**Set task**
Repeat each entry word for word. Leave any images out of the copy.

[Extracted data entries]
►

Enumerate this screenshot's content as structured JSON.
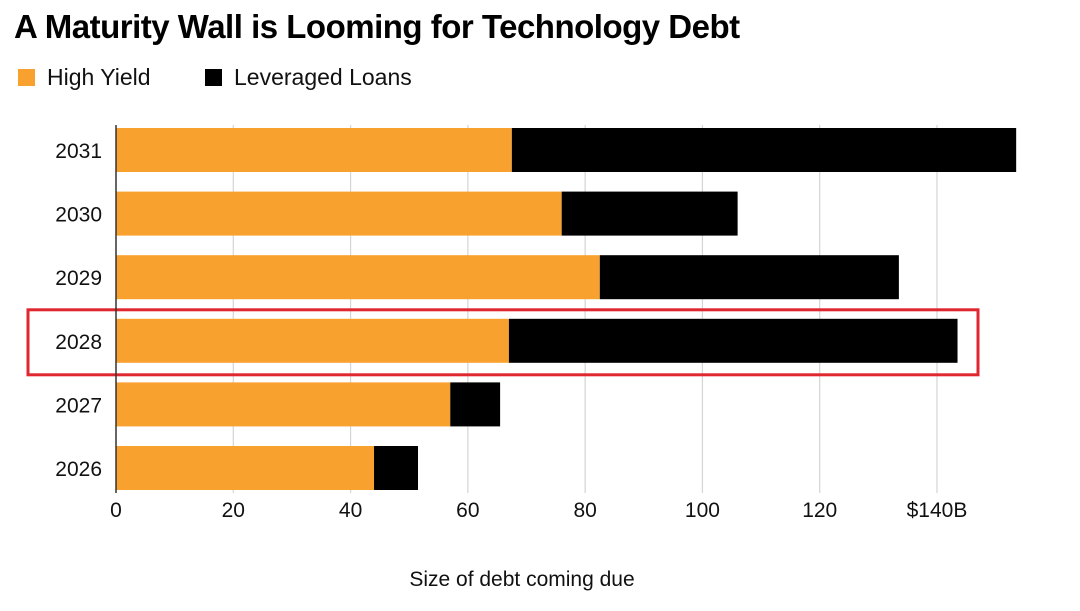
{
  "chart_data": {
    "type": "bar",
    "orientation": "horizontal",
    "stacked": true,
    "title": "A Maturity Wall is Looming for Technology Debt",
    "xlabel": "Size of debt coming due",
    "ylabel": "",
    "categories": [
      "2031",
      "2030",
      "2029",
      "2028",
      "2027",
      "2026"
    ],
    "series": [
      {
        "name": "High Yield",
        "color": "#f9a12e",
        "values": [
          67.5,
          76,
          82.5,
          67,
          57,
          44
        ]
      },
      {
        "name": "Leveraged Loans",
        "color": "#000000",
        "values": [
          86,
          30,
          51,
          76.5,
          8.5,
          7.5
        ]
      }
    ],
    "xlim": [
      0,
      155
    ],
    "xticks": [
      0,
      20,
      40,
      60,
      80,
      100,
      120,
      140
    ],
    "xtick_labels": [
      "0",
      "20",
      "40",
      "60",
      "80",
      "100",
      "120",
      "$140B"
    ],
    "grid": "vertical",
    "legend": "top-left",
    "highlight": {
      "category": "2028",
      "color": "#e0262f"
    }
  }
}
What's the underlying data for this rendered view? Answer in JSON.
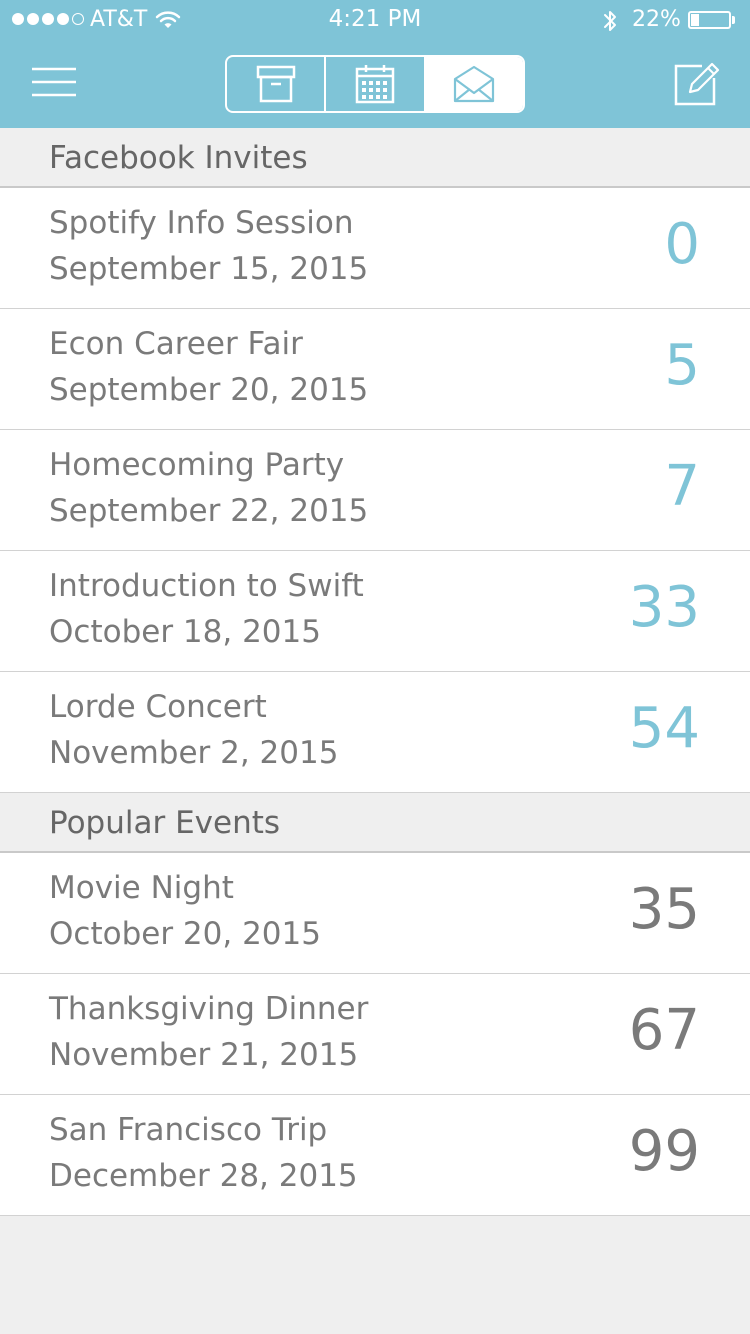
{
  "status_bar": {
    "carrier": "AT&T",
    "time": "4:21 PM",
    "battery": "22%",
    "battery_level": 0.22
  },
  "nav": {
    "tabs": [
      {
        "icon": "archive-box-icon"
      },
      {
        "icon": "calendar-icon"
      },
      {
        "icon": "envelope-icon",
        "active": true
      }
    ]
  },
  "colors": {
    "accent": "#7fc4d7",
    "invite_count": "#7fc4d7",
    "popular_count": "#7a7a7a"
  },
  "sections": [
    {
      "title": "Facebook Invites",
      "rows": [
        {
          "title": "Spotify Info Session",
          "date": "September 15, 2015",
          "count": "0"
        },
        {
          "title": "Econ Career Fair",
          "date": "September 20, 2015",
          "count": "5"
        },
        {
          "title": "Homecoming Party",
          "date": "September 22, 2015",
          "count": "7"
        },
        {
          "title": "Introduction to Swift",
          "date": "October 18, 2015",
          "count": "33"
        },
        {
          "title": "Lorde Concert",
          "date": "November 2, 2015",
          "count": "54"
        }
      ]
    },
    {
      "title": "Popular Events",
      "rows": [
        {
          "title": "Movie Night",
          "date": "October 20, 2015",
          "count": "35"
        },
        {
          "title": "Thanksgiving Dinner",
          "date": "November 21, 2015",
          "count": "67"
        },
        {
          "title": "San Francisco Trip",
          "date": "December 28, 2015",
          "count": "99"
        }
      ]
    }
  ]
}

◄

**Full output**
Enumerate this screenshot's content as structured JSON.
{
  "chart_data": {
    "type": "bar",
    "orientation": "horizontal",
    "stacked": true,
    "title": "A Maturity Wall is Looming for Technology Debt",
    "xlabel": "Size of debt coming due",
    "ylabel": "",
    "categories": [
      "2031",
      "2030",
      "2029",
      "2028",
      "2027",
      "2026"
    ],
    "series": [
      {
        "name": "High Yield",
        "color": "#f9a12e",
        "values": [
          67.5,
          76,
          82.5,
          67,
          57,
          44
        ]
      },
      {
        "name": "Leveraged Loans",
        "color": "#000000",
        "values": [
          86,
          30,
          51,
          76.5,
          8.5,
          7.5
        ]
      }
    ],
    "xlim": [
      0,
      155
    ],
    "xticks": [
      0,
      20,
      40,
      60,
      80,
      100,
      120,
      140
    ],
    "xtick_labels": [
      "0",
      "20",
      "40",
      "60",
      "80",
      "100",
      "120",
      "$140B"
    ],
    "grid": "vertical",
    "legend": "top-left",
    "highlight": {
      "category": "2028",
      "color": "#e0262f"
    }
  }
}
What's the underlying data for this rendered view? Answer in JSON.
{
  "status_bar": {
    "carrier": "AT&T",
    "time": "4:21 PM",
    "battery": "22%",
    "battery_level": 0.22
  },
  "nav": {
    "tabs": [
      {
        "icon": "archive-box-icon"
      },
      {
        "icon": "calendar-icon"
      },
      {
        "icon": "envelope-icon",
        "active": true
      }
    ]
  },
  "colors": {
    "accent": "#7fc4d7",
    "invite_count": "#7fc4d7",
    "popular_count": "#7a7a7a"
  },
  "sections": [
    {
      "title": "Facebook Invites",
      "rows": [
        {
          "title": "Spotify Info Session",
          "date": "September 15, 2015",
          "count": "0"
        },
        {
          "title": "Econ Career Fair",
          "date": "September 20, 2015",
          "count": "5"
        },
        {
          "title": "Homecoming Party",
          "date": "September 22, 2015",
          "count": "7"
        },
        {
          "title": "Introduction to Swift",
          "date": "October 18, 2015",
          "count": "33"
        },
        {
          "title": "Lorde Concert",
          "date": "November 2, 2015",
          "count": "54"
        }
      ]
    },
    {
      "title": "Popular Events",
      "rows": [
        {
          "title": "Movie Night",
          "date": "October 20, 2015",
          "count": "35"
        },
        {
          "title": "Thanksgiving Dinner",
          "date": "November 21, 2015",
          "count": "67"
        },
        {
          "title": "San Francisco Trip",
          "date": "December 28, 2015",
          "count": "99"
        }
      ]
    }
  ]
}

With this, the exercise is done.